Problem to solve: Copy every line that contains the string "الجمعيات" from the entries below.

** Start Task data **

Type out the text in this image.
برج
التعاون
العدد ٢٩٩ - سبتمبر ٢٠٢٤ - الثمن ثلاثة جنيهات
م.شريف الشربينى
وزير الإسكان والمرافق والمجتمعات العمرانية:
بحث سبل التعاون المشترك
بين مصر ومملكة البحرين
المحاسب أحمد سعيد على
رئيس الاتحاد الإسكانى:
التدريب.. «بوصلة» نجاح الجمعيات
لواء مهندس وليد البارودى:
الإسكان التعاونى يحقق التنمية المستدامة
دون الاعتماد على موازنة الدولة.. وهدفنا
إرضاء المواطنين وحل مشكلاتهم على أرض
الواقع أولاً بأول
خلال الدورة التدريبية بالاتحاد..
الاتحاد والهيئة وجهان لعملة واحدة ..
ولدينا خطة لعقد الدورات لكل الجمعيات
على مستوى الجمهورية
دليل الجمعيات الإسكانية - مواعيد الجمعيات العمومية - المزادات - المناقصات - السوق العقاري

** End Task data **

Correct result:
التدريب.. «بوصلة» نجاح الجمعيات
ولدينا خطة لعقد الدورات لكل الجمعيات
دليل الجمعيات الإسكانية - مواعيد الجمعيات العمومية - المزادات - المناقصات - السوق العقاري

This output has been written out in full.